— AIM OF THE TASK —
Lines containing the string "sana" are to be counted; report only how many there are.

..............................

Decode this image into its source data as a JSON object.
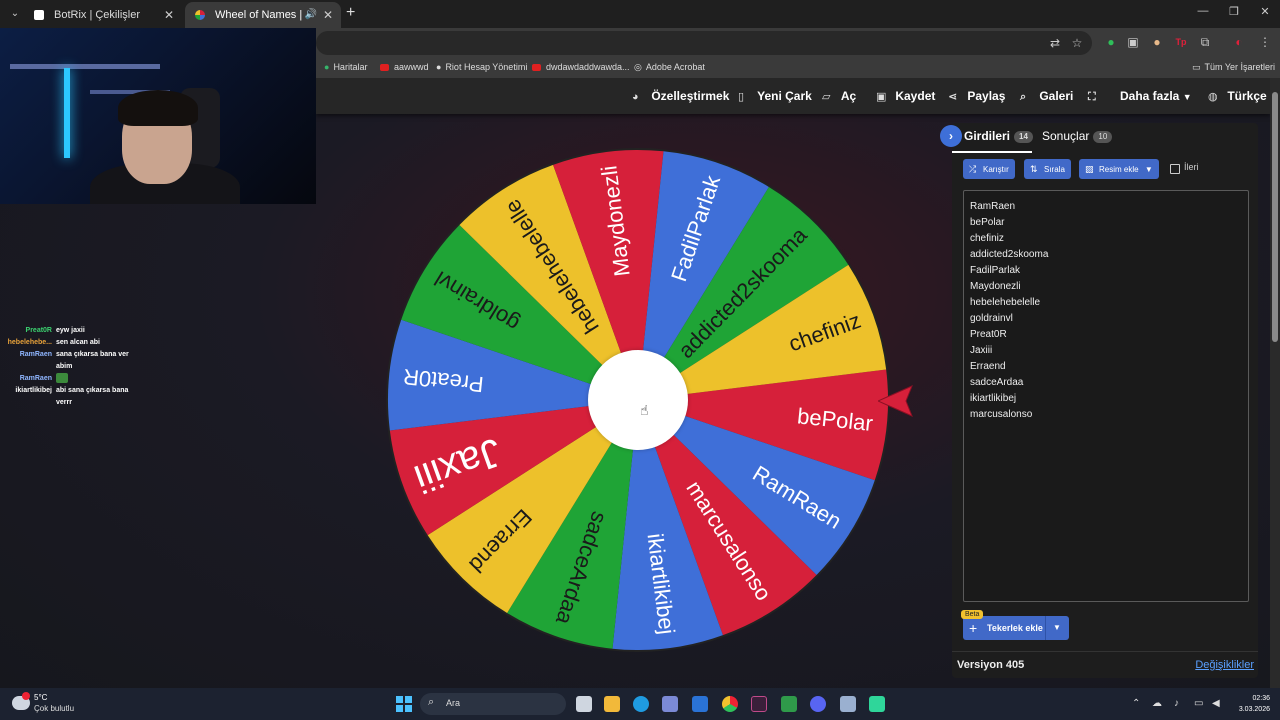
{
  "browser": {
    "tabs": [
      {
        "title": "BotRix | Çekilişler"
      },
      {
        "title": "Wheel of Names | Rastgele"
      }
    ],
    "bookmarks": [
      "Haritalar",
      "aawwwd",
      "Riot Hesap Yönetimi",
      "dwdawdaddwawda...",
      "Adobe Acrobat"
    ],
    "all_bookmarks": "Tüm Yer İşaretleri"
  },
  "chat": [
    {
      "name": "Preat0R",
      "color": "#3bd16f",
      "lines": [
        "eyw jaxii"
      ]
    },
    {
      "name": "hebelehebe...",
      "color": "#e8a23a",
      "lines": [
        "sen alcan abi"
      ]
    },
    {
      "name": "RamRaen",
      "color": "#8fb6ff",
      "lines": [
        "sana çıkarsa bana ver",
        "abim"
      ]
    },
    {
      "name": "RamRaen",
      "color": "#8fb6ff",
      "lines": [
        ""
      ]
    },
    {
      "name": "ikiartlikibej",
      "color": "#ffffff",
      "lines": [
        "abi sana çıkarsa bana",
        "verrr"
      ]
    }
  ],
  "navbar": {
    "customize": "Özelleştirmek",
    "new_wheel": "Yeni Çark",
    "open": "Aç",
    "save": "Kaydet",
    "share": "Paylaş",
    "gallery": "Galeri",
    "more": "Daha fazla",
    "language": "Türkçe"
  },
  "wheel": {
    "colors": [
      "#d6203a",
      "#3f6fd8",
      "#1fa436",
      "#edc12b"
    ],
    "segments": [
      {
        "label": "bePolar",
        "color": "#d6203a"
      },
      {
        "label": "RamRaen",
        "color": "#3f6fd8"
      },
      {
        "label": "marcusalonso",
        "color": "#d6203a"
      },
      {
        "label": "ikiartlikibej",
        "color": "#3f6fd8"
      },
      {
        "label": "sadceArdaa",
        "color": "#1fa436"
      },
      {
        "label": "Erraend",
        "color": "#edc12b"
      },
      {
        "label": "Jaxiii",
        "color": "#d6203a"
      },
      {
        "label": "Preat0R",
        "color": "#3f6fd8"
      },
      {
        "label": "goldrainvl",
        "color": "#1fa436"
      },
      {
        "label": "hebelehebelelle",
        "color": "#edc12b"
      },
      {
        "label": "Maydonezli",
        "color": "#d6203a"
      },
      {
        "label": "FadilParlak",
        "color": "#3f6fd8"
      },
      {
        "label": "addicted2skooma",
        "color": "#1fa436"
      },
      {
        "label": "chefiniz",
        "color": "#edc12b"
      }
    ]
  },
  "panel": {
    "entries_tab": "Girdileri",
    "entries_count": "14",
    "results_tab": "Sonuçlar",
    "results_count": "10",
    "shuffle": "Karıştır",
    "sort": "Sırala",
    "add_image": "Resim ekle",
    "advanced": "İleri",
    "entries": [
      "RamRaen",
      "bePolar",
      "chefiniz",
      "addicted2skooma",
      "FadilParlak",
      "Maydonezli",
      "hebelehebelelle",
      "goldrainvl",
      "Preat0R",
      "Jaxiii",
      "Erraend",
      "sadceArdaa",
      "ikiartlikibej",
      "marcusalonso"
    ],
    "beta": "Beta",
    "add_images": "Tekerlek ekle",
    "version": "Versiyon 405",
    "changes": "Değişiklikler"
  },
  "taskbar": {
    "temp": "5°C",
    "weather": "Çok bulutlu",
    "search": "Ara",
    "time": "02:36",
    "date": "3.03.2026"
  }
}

..............................

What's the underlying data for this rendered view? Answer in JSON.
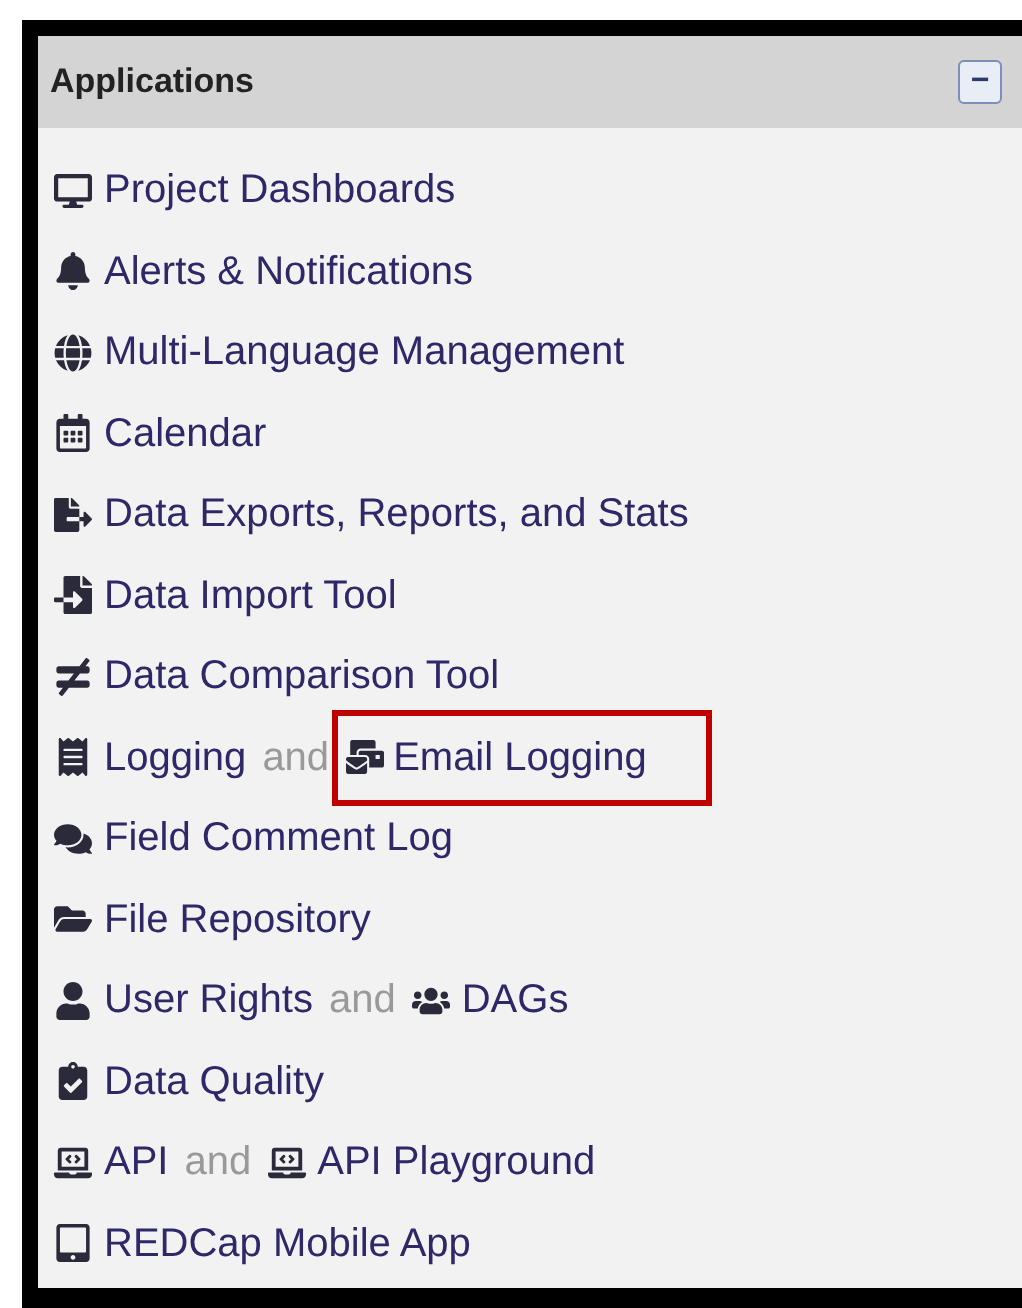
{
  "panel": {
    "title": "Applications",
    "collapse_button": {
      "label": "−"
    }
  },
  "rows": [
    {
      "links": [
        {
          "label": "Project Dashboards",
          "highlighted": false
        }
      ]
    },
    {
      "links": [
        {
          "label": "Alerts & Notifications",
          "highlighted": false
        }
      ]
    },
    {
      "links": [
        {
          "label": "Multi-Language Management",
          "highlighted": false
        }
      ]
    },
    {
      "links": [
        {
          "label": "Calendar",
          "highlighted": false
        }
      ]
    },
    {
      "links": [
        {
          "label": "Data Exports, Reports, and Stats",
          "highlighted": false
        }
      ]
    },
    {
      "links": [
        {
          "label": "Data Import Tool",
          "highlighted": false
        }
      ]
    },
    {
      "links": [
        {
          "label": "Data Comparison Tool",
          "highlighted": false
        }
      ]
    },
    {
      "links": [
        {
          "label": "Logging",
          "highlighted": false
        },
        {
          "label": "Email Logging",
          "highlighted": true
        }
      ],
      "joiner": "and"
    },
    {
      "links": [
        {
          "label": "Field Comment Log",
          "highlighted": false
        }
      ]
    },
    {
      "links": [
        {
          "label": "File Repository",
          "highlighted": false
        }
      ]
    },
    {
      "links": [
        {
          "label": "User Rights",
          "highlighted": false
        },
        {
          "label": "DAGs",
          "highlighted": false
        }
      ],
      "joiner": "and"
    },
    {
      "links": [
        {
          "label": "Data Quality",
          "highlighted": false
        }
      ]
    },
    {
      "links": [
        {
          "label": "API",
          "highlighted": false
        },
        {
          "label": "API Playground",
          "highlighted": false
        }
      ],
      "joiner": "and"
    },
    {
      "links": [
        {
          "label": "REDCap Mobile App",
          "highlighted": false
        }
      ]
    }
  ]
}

..............................

— PROBLEM SOLUTION —
2